DATA UNDER STUDY:
· · · ·
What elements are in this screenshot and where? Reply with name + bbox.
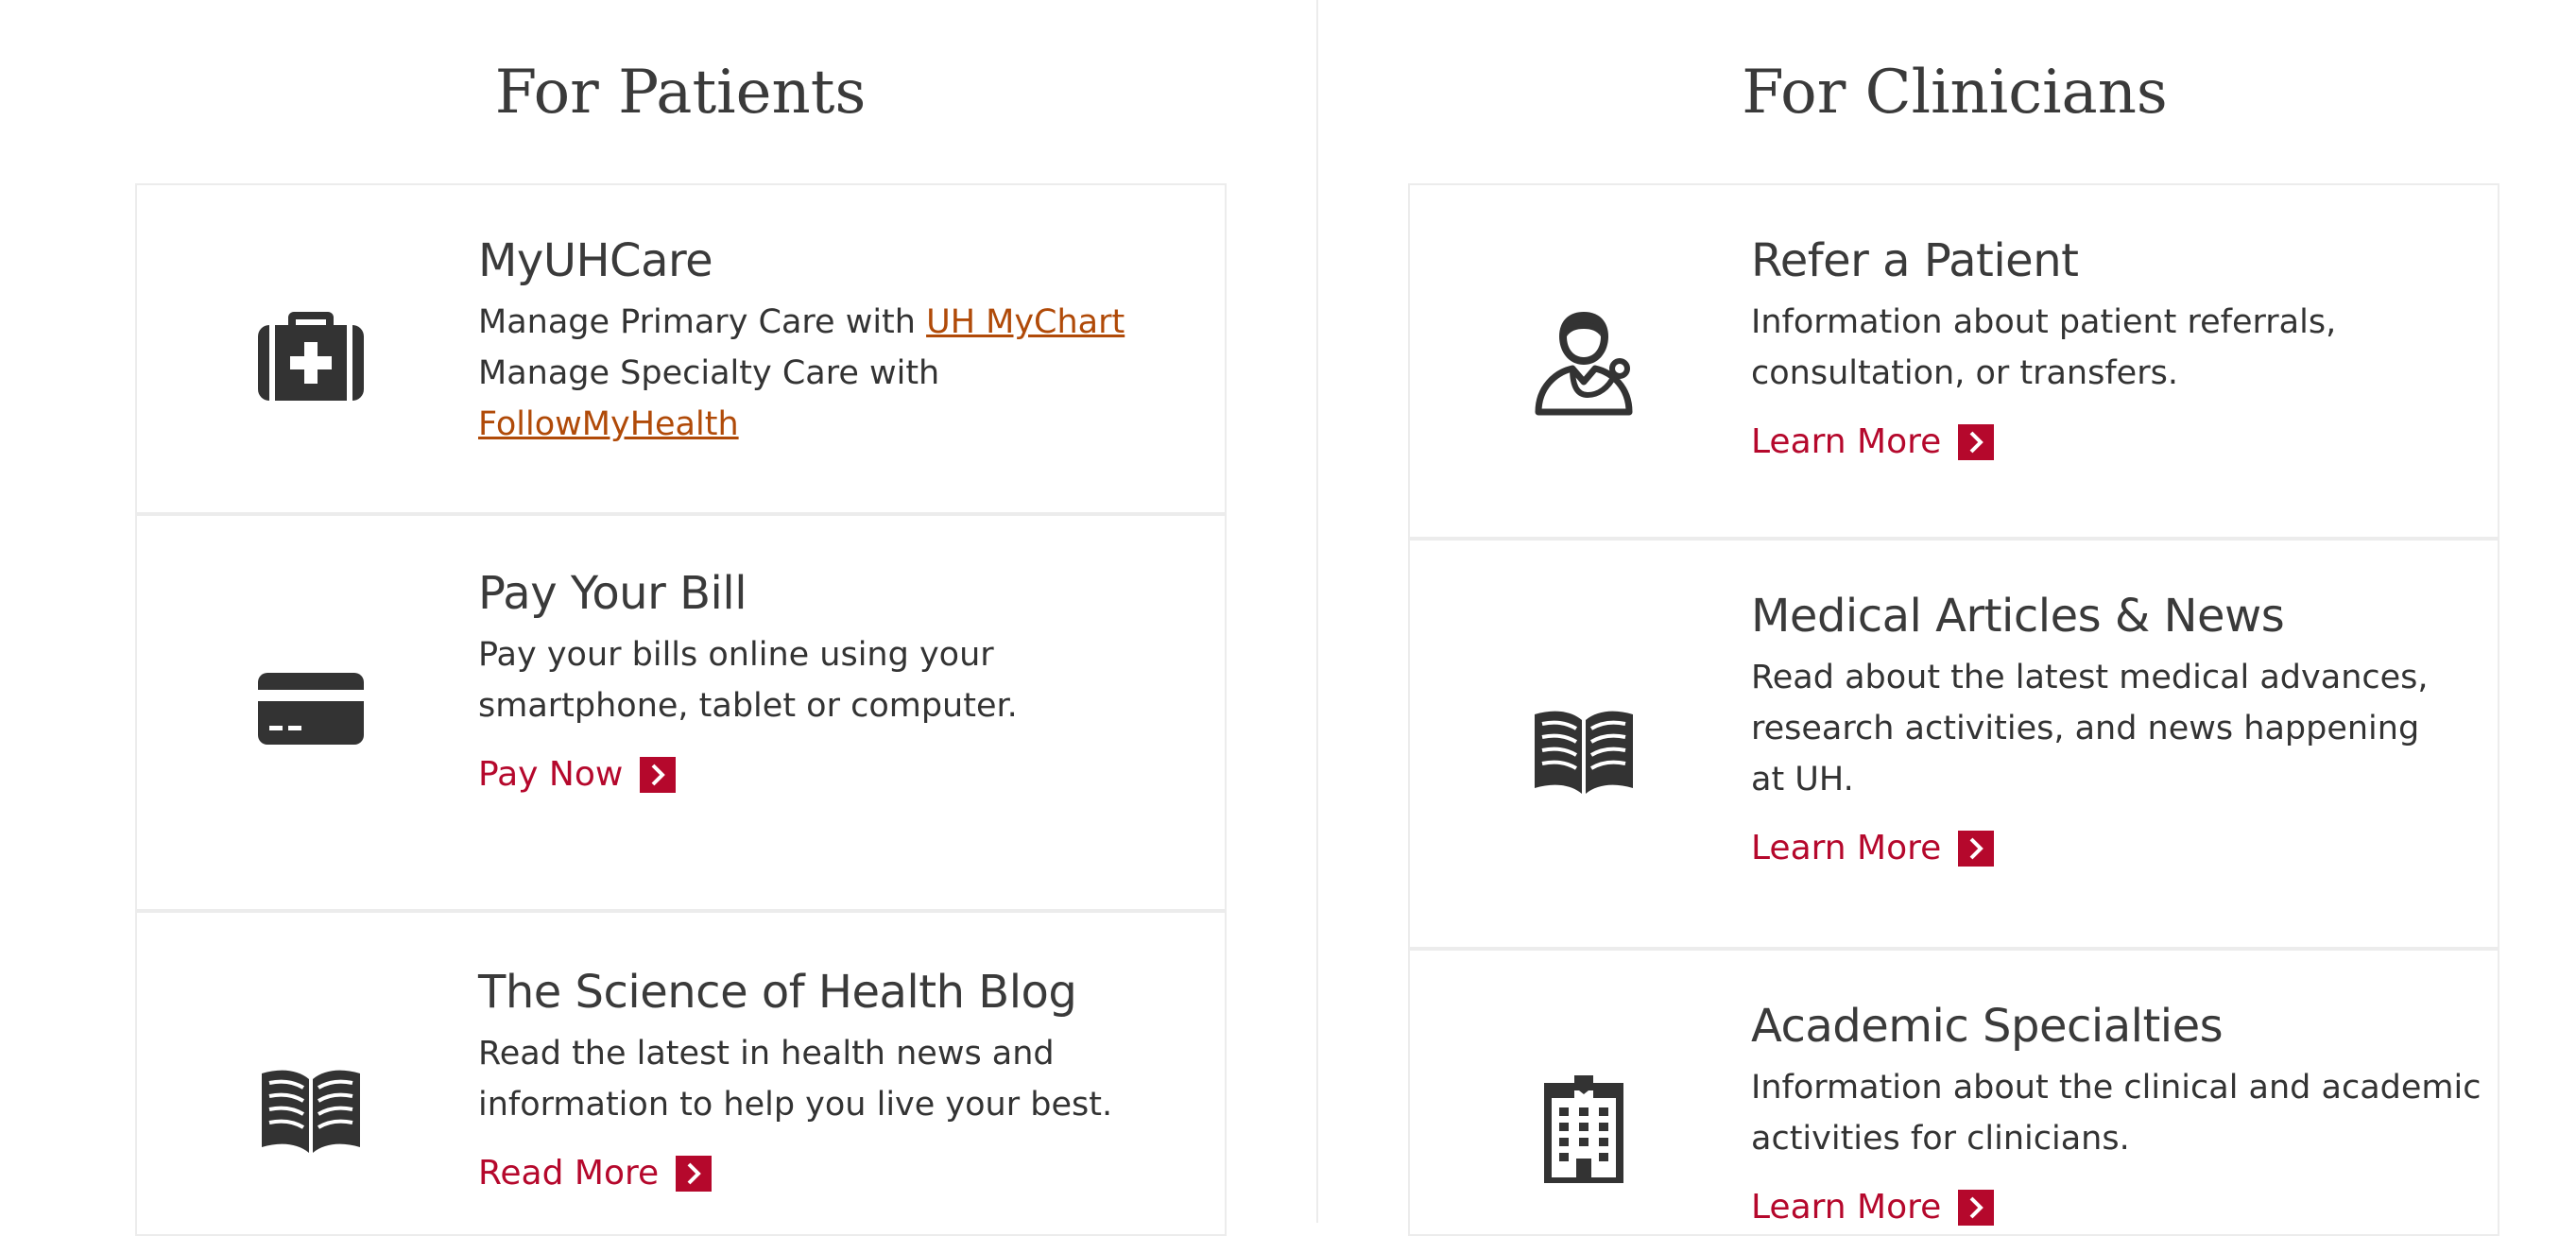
card-text: Information about patient referrals, con…	[1751, 303, 2337, 392]
chevron-right-icon	[1958, 831, 1995, 867]
open-book-icon	[1529, 695, 1639, 805]
first-aid-kit-icon	[256, 297, 366, 406]
chevron-right-icon	[640, 757, 677, 793]
cta-label: Learn More	[1751, 829, 1942, 867]
open-book-icon	[256, 1055, 366, 1164]
card-body: Medical Articles & News Read about the l…	[1751, 588, 2460, 871]
card-academic-specialties: Academic Specialties Information about t…	[1410, 951, 2498, 1234]
card-text: Manage Primary Care with UH MyChart Mana…	[478, 297, 1206, 450]
card-title: Refer a Patient	[1751, 234, 2079, 287]
uh-mychart-link[interactable]: UH MyChart	[926, 303, 1125, 341]
card-text: Information about the clinical and acade…	[1751, 1069, 2482, 1158]
cta-label: Learn More	[1751, 422, 1942, 461]
learn-more-link[interactable]: Learn More	[1751, 826, 1995, 871]
clinicians-heading: For Clinicians	[1742, 58, 2168, 128]
card-text: Read about the latest medical advances, …	[1751, 659, 2429, 798]
pay-now-link[interactable]: Pay Now	[478, 752, 677, 798]
learn-more-link[interactable]: Learn More	[1751, 1185, 1995, 1230]
chevron-right-icon	[1958, 424, 1995, 460]
card-body: Pay Your Bill Pay your bills online usin…	[478, 565, 1187, 798]
patients-heading: For Patients	[494, 58, 867, 128]
chevron-right-icon	[1958, 1190, 1995, 1226]
read-more-link[interactable]: Read More	[478, 1151, 713, 1196]
card-body: The Science of Health Blog Read the late…	[478, 964, 1187, 1196]
specialty-care-text: Manage Specialty Care with	[478, 354, 940, 392]
card-refer-a-patient: Refer a Patient Information about patien…	[1410, 185, 2498, 541]
patients-card-list: MyUHCare Manage Primary Care with UH MyC…	[135, 183, 1227, 1236]
card-title: The Science of Health Blog	[478, 966, 1077, 1019]
clinicians-column: For Clinicians Refer a Patient Informati…	[1318, 0, 2576, 1236]
card-myuhcare: MyUHCare Manage Primary Care with UH MyC…	[137, 185, 1225, 516]
card-science-of-health-blog: The Science of Health Blog Read the late…	[137, 913, 1225, 1234]
card-title: MyUHCare	[478, 234, 713, 287]
card-medical-articles-news: Medical Articles & News Read about the l…	[1410, 541, 2498, 951]
card-pay-your-bill: Pay Your Bill Pay your bills online usin…	[137, 516, 1225, 913]
cta-label: Pay Now	[478, 755, 624, 794]
card-text: Pay your bills online using your smartph…	[478, 636, 1018, 725]
cta-label: Learn More	[1751, 1188, 1942, 1227]
patients-column: For Patients MyUHCare Manage Primary Car…	[0, 0, 1316, 1236]
chevron-right-icon	[676, 1156, 713, 1192]
card-title: Academic Specialties	[1751, 1000, 2224, 1053]
card-body: Academic Specialties Information about t…	[1751, 998, 2481, 1230]
credit-card-icon	[256, 652, 366, 762]
card-title: Medical Articles & News	[1751, 590, 2285, 643]
card-title: Pay Your Bill	[478, 567, 747, 620]
hospital-building-icon	[1529, 1073, 1639, 1183]
card-body: Refer a Patient Information about patien…	[1751, 232, 2460, 465]
primary-care-text: Manage Primary Care with	[478, 303, 927, 341]
card-body: MyUHCare Manage Primary Care with UH MyC…	[478, 232, 1206, 450]
cta-label: Read More	[478, 1154, 660, 1193]
doctor-stethoscope-icon	[1529, 308, 1639, 418]
learn-more-link[interactable]: Learn More	[1751, 420, 1995, 465]
followmyhealth-link[interactable]: FollowMyHealth	[478, 405, 739, 443]
clinicians-card-list: Refer a Patient Information about patien…	[1408, 183, 2499, 1236]
card-text: Read the latest in health news and infor…	[478, 1035, 1113, 1124]
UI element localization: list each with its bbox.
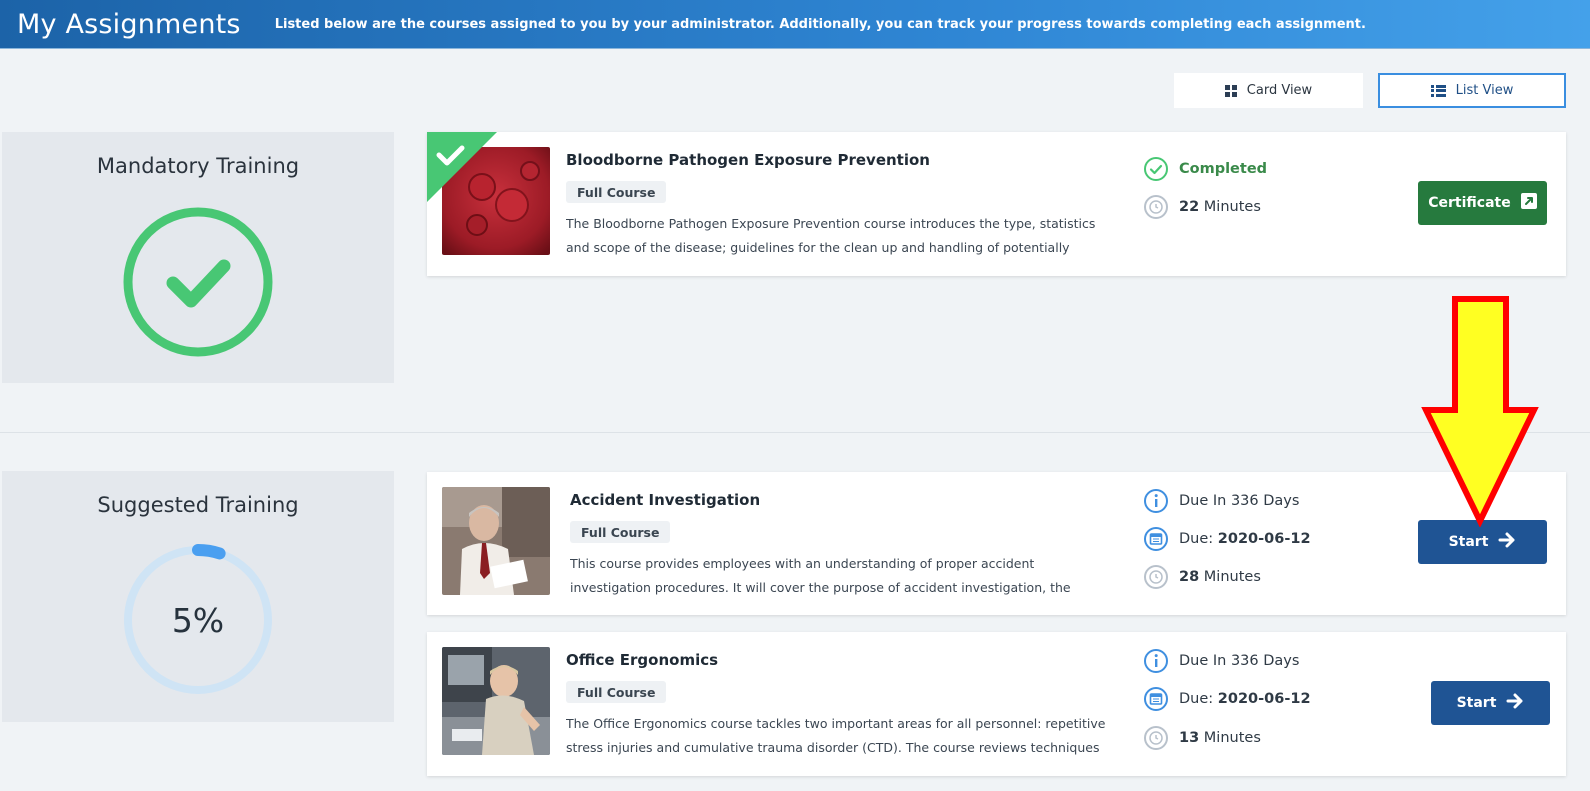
course-card: Office Ergonomics Full Course The Office…: [427, 632, 1566, 776]
clock-icon: [1142, 724, 1169, 751]
arrow-right-icon: [1498, 532, 1516, 552]
certificate-button[interactable]: Certificate: [1418, 181, 1547, 225]
completion-ring: [122, 206, 274, 358]
calendar-icon: [1142, 525, 1169, 552]
mandatory-training-panel: Mandatory Training: [2, 132, 394, 383]
page-description: Listed below are the courses assigned to…: [274, 16, 1366, 32]
course-thumbnail: [442, 487, 550, 595]
suggested-training-panel: Suggested Training 5%: [2, 471, 394, 722]
course-duration: 13 Minutes: [1142, 724, 1261, 751]
duration-unit: Minutes: [1203, 729, 1261, 746]
section-title: Suggested Training: [97, 493, 299, 517]
course-type-badge: Full Course: [566, 681, 667, 703]
due-date: Due: 2020-06-12: [1142, 685, 1311, 712]
duration-value: 28: [1179, 568, 1200, 585]
due-in-status: Due In 336 Days: [1142, 487, 1299, 514]
card-view-label: Card View: [1246, 83, 1313, 98]
check-circle-icon: [1142, 155, 1169, 182]
completed-ribbon-icon: [427, 132, 497, 202]
due-label: Due:: [1179, 530, 1214, 547]
due-date-value: 2020-06-12: [1217, 690, 1311, 707]
list-icon: [1431, 85, 1446, 97]
course-card: Accident Investigation Full Course This …: [427, 472, 1566, 615]
course-title[interactable]: Accident Investigation: [570, 491, 760, 509]
list-view-label: List View: [1455, 83, 1514, 98]
duration-value: 22: [1179, 198, 1200, 215]
due-in-text: Due In 336 Days: [1179, 492, 1300, 509]
course-title[interactable]: Bloodborne Pathogen Exposure Prevention: [566, 151, 930, 169]
list-view-button[interactable]: List View: [1378, 73, 1566, 108]
page-title: My Assignments: [17, 8, 241, 40]
status-text: Completed: [1179, 160, 1268, 177]
course-duration: 22 Minutes: [1142, 193, 1261, 220]
clock-icon: [1142, 563, 1169, 590]
course-duration: 28 Minutes: [1142, 563, 1261, 590]
start-button-label: Start: [1448, 534, 1489, 550]
section-divider: [0, 432, 1590, 433]
clock-icon: [1142, 193, 1169, 220]
course-thumbnail: [442, 647, 550, 755]
certificate-button-label: Certificate: [1428, 195, 1511, 211]
course-description: The Bloodborne Pathogen Exposure Prevent…: [566, 216, 1096, 255]
duration-unit: Minutes: [1203, 568, 1261, 585]
start-button-label: Start: [1456, 695, 1497, 711]
due-in-text: Due In 336 Days: [1179, 652, 1300, 669]
start-course-button[interactable]: Start: [1431, 681, 1550, 725]
course-type-badge: Full Course: [566, 181, 667, 203]
annotation-arrow-icon: [1420, 295, 1540, 528]
duration-value: 13: [1179, 729, 1200, 746]
arrow-right-icon: [1506, 693, 1524, 713]
course-card: Bloodborne Pathogen Exposure Prevention …: [427, 132, 1566, 276]
info-circle-icon: [1142, 647, 1169, 674]
page-header: My Assignments Listed below are the cour…: [0, 0, 1590, 49]
course-title[interactable]: Office Ergonomics: [566, 651, 718, 669]
calendar-icon: [1142, 685, 1169, 712]
course-description: The Office Ergonomics course tackles two…: [566, 716, 1106, 755]
progress-percent-label: 5%: [171, 600, 225, 640]
section-title: Mandatory Training: [96, 154, 300, 178]
info-circle-icon: [1142, 487, 1169, 514]
due-in-status: Due In 336 Days: [1142, 647, 1299, 674]
check-circle-icon: [166, 259, 231, 308]
card-view-button[interactable]: Card View: [1174, 73, 1363, 108]
due-label: Due:: [1179, 690, 1214, 707]
due-date-value: 2020-06-12: [1217, 530, 1311, 547]
grid-icon: [1224, 84, 1237, 97]
duration-unit: Minutes: [1203, 198, 1261, 215]
external-link-icon: [1520, 193, 1537, 213]
due-date: Due: 2020-06-12: [1142, 525, 1311, 552]
course-description: This course provides employees with an u…: [570, 556, 1071, 595]
progress-ring: 5%: [122, 544, 274, 696]
status-completed: Completed: [1142, 155, 1267, 182]
course-type-badge: Full Course: [570, 521, 671, 543]
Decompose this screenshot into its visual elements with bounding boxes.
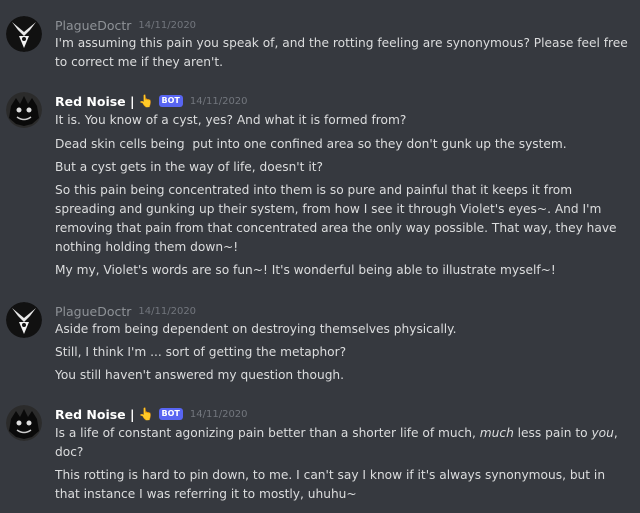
· · · ·
TASK REQUIREMENTS:
For each line in the data above that contains the string "chevron", extract the line.

PROBLEM SOLUTION:
chevron-right-icon	[1958, 831, 1995, 867]
chevron-right-icon	[640, 757, 677, 793]
chevron-right-icon	[1958, 424, 1995, 460]
chevron-right-icon	[1958, 1190, 1995, 1226]
chevron-right-icon	[676, 1156, 713, 1192]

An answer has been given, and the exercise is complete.